--- Begin ---
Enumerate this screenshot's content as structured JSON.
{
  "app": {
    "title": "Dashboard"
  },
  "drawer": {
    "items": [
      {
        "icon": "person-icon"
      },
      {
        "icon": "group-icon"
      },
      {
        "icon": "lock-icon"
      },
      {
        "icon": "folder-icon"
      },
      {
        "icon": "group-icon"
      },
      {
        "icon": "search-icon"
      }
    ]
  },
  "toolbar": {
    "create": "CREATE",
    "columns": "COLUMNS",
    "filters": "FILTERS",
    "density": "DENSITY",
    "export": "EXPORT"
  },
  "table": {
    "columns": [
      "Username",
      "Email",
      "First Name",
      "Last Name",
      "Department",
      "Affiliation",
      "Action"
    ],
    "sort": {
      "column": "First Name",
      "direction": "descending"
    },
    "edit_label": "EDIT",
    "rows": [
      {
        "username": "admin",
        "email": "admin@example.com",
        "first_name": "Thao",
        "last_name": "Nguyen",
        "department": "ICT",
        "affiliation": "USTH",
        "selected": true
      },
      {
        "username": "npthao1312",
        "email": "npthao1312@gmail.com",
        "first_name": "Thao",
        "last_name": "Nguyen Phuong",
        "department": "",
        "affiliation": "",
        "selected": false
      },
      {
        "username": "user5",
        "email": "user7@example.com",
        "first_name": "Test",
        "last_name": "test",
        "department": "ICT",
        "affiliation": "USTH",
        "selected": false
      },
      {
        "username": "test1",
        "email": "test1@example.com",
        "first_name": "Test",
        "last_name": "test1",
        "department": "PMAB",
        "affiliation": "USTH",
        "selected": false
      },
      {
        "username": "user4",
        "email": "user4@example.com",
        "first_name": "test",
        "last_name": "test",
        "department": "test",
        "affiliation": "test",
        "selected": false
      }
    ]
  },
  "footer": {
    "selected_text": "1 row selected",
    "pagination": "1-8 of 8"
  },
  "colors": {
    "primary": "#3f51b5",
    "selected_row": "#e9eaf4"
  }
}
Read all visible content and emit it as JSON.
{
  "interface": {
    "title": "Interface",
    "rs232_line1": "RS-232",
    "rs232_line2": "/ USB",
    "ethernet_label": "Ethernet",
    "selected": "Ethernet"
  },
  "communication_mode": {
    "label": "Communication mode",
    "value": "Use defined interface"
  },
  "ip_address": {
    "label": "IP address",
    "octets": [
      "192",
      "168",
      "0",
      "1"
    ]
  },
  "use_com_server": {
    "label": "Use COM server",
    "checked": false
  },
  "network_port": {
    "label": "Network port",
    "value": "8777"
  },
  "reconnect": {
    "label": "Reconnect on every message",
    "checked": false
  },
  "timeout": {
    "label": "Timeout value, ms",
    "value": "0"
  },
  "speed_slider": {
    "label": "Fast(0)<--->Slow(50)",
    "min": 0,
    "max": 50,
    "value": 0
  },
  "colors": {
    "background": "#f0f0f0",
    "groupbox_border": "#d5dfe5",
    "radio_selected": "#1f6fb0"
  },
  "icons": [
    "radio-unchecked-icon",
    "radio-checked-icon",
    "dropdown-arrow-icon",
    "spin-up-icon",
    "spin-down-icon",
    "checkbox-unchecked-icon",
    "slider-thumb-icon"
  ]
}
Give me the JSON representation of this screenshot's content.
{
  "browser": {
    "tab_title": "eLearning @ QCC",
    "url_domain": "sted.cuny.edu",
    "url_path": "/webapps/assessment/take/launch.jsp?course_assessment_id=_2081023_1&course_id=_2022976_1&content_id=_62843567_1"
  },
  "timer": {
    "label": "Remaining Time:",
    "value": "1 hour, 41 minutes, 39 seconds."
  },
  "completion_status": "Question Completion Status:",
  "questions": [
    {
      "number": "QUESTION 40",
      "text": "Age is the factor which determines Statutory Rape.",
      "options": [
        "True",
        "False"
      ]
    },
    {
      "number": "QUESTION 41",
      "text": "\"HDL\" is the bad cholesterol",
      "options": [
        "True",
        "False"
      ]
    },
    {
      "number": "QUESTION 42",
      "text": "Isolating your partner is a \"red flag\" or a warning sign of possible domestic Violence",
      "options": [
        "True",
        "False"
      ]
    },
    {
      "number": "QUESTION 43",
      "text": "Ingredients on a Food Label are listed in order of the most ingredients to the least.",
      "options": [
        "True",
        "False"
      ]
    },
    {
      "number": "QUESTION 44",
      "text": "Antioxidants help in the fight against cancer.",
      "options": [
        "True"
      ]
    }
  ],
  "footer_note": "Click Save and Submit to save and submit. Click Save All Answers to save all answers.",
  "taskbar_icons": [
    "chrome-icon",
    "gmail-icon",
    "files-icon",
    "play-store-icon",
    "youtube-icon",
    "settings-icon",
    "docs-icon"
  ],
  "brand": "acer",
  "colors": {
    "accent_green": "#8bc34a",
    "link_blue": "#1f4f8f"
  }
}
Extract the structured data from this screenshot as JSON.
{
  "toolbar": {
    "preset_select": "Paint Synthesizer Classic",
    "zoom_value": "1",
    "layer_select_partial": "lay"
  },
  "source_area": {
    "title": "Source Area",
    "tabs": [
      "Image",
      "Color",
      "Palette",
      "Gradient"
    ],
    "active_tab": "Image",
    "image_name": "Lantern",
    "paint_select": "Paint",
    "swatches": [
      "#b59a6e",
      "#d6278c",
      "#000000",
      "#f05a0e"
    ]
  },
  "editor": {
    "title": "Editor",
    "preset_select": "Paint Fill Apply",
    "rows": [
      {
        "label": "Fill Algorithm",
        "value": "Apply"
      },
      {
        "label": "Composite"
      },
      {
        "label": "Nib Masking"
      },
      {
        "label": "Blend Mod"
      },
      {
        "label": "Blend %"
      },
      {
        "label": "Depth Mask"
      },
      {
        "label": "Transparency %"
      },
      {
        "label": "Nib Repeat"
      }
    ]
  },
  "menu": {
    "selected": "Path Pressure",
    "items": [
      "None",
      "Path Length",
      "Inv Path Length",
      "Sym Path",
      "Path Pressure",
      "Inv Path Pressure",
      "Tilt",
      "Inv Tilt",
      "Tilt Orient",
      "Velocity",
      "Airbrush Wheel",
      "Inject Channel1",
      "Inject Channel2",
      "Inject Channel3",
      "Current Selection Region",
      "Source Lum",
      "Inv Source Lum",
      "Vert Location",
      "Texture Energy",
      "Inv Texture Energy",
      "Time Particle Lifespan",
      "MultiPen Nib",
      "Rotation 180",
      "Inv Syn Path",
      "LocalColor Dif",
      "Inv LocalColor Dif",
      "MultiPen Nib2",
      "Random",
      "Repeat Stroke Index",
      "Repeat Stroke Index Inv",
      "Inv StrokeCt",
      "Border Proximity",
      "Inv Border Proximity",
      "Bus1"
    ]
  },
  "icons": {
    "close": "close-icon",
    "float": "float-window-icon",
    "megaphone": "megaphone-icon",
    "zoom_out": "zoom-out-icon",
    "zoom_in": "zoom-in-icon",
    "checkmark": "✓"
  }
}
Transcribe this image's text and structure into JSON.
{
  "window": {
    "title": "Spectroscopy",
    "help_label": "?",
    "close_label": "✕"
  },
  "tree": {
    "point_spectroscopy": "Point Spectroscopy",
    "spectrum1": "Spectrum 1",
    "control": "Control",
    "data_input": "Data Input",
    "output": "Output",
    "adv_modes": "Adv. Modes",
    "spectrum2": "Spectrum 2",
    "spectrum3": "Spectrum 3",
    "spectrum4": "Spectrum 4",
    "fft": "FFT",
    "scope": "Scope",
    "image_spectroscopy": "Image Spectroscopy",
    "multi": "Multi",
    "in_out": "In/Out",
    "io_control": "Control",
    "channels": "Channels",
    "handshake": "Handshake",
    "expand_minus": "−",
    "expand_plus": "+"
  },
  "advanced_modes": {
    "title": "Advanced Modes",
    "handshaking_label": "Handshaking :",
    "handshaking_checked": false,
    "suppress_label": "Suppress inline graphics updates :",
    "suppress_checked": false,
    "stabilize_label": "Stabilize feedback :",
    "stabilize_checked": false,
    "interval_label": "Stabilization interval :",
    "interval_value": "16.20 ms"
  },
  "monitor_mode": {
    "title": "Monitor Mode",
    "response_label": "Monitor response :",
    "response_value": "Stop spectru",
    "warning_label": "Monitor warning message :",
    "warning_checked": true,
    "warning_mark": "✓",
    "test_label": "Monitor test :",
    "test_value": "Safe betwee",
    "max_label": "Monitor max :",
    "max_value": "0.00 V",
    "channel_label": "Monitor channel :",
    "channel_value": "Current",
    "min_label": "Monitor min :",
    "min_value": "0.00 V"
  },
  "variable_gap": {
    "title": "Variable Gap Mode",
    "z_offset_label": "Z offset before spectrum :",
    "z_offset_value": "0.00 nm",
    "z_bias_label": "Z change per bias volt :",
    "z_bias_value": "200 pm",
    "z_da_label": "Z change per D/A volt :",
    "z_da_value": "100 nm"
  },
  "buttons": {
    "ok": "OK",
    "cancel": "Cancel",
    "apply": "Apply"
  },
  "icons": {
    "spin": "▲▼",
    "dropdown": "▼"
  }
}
--- End ---
Directive
How many lines in the records above hold the word "Index"? Give only the number.

Answer to the exercise
2